Stored data:
>> BEGIN

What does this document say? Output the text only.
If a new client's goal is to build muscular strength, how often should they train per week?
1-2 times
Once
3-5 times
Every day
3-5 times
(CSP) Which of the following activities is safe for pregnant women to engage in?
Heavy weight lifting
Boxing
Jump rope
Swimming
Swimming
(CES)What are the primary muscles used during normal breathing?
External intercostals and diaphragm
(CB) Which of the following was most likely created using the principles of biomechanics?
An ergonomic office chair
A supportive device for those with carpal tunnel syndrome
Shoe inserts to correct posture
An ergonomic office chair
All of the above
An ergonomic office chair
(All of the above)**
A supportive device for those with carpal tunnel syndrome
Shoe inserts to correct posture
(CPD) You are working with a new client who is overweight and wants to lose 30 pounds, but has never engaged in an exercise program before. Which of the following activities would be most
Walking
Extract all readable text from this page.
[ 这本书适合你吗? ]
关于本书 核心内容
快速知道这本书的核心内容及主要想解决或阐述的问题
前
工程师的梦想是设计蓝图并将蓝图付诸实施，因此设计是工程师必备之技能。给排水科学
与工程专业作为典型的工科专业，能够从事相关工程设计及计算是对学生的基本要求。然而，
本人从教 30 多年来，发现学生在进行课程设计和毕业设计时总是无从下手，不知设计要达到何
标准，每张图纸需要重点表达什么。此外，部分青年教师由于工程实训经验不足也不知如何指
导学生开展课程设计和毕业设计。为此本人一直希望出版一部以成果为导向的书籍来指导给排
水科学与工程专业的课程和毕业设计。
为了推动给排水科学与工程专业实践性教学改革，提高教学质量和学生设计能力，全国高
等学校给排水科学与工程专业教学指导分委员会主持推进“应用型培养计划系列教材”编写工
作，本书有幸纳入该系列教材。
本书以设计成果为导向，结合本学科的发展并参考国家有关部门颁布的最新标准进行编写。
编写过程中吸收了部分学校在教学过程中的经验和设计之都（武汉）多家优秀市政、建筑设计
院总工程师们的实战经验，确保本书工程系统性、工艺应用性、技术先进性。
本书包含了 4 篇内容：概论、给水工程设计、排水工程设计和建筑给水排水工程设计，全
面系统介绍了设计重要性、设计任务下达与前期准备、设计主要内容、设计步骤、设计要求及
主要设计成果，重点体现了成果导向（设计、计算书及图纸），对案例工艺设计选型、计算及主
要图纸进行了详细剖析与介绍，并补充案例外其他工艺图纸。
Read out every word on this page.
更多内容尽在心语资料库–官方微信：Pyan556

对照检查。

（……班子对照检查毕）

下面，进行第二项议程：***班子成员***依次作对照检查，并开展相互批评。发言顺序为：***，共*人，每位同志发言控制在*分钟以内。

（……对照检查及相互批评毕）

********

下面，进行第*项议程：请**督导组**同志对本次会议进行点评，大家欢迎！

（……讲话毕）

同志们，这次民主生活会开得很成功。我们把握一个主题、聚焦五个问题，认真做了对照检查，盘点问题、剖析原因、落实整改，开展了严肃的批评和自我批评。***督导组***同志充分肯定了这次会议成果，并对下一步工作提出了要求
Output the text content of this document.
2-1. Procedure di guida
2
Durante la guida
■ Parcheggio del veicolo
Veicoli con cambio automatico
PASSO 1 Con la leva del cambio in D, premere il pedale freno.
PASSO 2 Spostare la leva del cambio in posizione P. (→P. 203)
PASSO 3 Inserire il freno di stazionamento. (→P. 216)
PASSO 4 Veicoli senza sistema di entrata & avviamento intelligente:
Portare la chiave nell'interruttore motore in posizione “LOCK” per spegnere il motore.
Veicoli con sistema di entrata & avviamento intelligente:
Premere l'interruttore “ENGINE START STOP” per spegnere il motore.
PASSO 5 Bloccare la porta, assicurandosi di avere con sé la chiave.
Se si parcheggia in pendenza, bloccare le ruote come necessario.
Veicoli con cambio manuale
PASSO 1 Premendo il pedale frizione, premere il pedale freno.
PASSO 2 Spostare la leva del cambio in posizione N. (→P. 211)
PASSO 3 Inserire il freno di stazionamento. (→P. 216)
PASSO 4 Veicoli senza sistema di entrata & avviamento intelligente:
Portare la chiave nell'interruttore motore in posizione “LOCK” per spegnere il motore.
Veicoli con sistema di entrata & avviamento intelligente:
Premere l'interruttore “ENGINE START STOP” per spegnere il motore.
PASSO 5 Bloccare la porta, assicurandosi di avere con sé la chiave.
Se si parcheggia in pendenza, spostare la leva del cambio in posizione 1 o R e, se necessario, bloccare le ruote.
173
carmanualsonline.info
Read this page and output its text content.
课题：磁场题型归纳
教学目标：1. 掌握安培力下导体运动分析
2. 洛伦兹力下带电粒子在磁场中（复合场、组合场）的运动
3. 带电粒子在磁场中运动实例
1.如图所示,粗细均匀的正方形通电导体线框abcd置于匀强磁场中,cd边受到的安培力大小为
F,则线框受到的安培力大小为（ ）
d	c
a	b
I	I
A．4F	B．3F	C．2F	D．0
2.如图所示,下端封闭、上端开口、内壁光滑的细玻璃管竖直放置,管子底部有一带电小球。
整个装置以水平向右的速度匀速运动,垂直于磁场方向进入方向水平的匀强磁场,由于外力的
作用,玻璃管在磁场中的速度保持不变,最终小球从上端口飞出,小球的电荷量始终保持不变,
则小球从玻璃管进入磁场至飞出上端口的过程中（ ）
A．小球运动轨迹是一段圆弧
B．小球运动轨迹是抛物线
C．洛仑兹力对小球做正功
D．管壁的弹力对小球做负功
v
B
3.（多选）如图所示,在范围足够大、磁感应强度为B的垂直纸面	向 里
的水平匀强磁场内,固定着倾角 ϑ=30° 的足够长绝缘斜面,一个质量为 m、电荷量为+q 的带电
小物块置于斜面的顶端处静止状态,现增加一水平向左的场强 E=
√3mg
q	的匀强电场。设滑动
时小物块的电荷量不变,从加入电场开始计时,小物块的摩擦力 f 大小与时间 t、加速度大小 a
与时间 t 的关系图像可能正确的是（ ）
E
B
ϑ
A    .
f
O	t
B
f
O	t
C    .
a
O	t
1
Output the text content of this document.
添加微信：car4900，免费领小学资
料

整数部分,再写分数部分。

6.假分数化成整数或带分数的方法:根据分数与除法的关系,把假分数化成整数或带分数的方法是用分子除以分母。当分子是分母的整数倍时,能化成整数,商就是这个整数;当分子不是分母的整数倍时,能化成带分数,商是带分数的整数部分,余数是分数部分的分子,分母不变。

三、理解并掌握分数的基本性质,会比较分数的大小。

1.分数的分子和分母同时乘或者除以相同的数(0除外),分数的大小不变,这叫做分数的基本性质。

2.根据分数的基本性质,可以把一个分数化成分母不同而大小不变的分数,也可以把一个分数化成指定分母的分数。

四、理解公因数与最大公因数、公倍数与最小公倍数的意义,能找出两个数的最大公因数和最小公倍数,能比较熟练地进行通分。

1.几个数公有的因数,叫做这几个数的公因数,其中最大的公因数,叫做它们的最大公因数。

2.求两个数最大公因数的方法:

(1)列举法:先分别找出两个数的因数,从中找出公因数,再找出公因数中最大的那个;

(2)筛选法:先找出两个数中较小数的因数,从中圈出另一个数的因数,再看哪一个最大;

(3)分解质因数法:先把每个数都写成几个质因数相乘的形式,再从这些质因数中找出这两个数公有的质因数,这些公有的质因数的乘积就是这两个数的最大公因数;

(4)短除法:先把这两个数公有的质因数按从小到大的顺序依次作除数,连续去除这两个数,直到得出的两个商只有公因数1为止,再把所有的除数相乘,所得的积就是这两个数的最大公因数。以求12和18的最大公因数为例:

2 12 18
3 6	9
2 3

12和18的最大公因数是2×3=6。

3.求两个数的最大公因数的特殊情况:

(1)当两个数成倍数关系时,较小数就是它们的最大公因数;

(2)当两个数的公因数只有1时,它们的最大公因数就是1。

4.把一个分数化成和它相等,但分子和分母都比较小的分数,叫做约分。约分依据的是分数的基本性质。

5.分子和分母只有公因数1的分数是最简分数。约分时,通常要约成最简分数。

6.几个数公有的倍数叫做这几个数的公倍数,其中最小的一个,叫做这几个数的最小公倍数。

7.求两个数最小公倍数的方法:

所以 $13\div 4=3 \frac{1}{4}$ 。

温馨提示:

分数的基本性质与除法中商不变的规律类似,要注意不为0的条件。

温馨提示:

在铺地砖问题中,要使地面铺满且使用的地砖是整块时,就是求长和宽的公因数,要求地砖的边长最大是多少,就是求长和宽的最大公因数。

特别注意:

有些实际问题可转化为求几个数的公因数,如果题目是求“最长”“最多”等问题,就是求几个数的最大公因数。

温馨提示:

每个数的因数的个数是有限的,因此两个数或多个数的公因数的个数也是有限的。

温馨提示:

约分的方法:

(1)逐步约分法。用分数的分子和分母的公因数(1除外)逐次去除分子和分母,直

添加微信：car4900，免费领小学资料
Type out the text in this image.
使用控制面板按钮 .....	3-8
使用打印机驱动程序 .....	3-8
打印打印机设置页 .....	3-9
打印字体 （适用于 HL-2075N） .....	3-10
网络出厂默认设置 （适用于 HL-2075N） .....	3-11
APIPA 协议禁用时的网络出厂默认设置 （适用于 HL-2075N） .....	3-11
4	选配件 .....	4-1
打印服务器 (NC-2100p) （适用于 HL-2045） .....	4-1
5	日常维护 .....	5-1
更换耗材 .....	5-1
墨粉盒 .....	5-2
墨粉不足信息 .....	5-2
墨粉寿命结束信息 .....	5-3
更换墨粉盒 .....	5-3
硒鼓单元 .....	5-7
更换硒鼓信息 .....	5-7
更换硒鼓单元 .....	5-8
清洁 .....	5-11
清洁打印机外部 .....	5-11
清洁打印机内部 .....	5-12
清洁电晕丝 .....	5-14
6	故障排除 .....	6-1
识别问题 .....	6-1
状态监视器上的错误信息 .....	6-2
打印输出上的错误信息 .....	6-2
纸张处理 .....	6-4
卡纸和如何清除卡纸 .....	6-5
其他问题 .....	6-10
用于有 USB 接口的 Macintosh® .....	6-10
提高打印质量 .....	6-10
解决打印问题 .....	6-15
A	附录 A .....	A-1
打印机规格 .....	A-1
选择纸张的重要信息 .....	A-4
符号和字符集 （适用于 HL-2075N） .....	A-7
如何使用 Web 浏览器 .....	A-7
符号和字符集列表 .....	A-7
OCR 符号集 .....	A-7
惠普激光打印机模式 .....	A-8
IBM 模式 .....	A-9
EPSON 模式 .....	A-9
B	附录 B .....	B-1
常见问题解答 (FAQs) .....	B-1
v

>> END

- [Objective] Begin at the line containing "Type out the text in this image." and reproduce each line through the end of the records above.

- [In response]
Type out the text in this image.
使用控制面板按钮 .....	3-8
使用打印机驱动程序 .....	3-8
打印打印机设置页 .....	3-9
打印字体 （适用于 HL-2075N） .....	3-10
网络出厂默认设置 （适用于 HL-2075N） .....	3-11
APIPA 协议禁用时的网络出厂默认设置 （适用于 HL-2075N） .....	3-11
4	选配件 .....	4-1
打印服务器 (NC-2100p) （适用于 HL-2045） .....	4-1
5	日常维护 .....	5-1
更换耗材 .....	5-1
墨粉盒 .....	5-2
墨粉不足信息 .....	5-2
墨粉寿命结束信息 .....	5-3
更换墨粉盒 .....	5-3
硒鼓单元 .....	5-7
更换硒鼓信息 .....	5-7
更换硒鼓单元 .....	5-8
清洁 .....	5-11
清洁打印机外部 .....	5-11
清洁打印机内部 .....	5-12
清洁电晕丝 .....	5-14
6	故障排除 .....	6-1
识别问题 .....	6-1
状态监视器上的错误信息 .....	6-2
打印输出上的错误信息 .....	6-2
纸张处理 .....	6-4
卡纸和如何清除卡纸 .....	6-5
其他问题 .....	6-10
用于有 USB 接口的 Macintosh® .....	6-10
提高打印质量 .....	6-10
解决打印问题 .....	6-15
A	附录 A .....	A-1
打印机规格 .....	A-1
选择纸张的重要信息 .....	A-4
符号和字符集 （适用于 HL-2075N） .....	A-7
如何使用 Web 浏览器 .....	A-7
符号和字符集列表 .....	A-7
OCR 符号集 .....	A-7
惠普激光打印机模式 .....	A-8
IBM 模式 .....	A-9
EPSON 模式 .....	A-9
B	附录 B .....	B-1
常见问题解答 (FAQs) .....	B-1
v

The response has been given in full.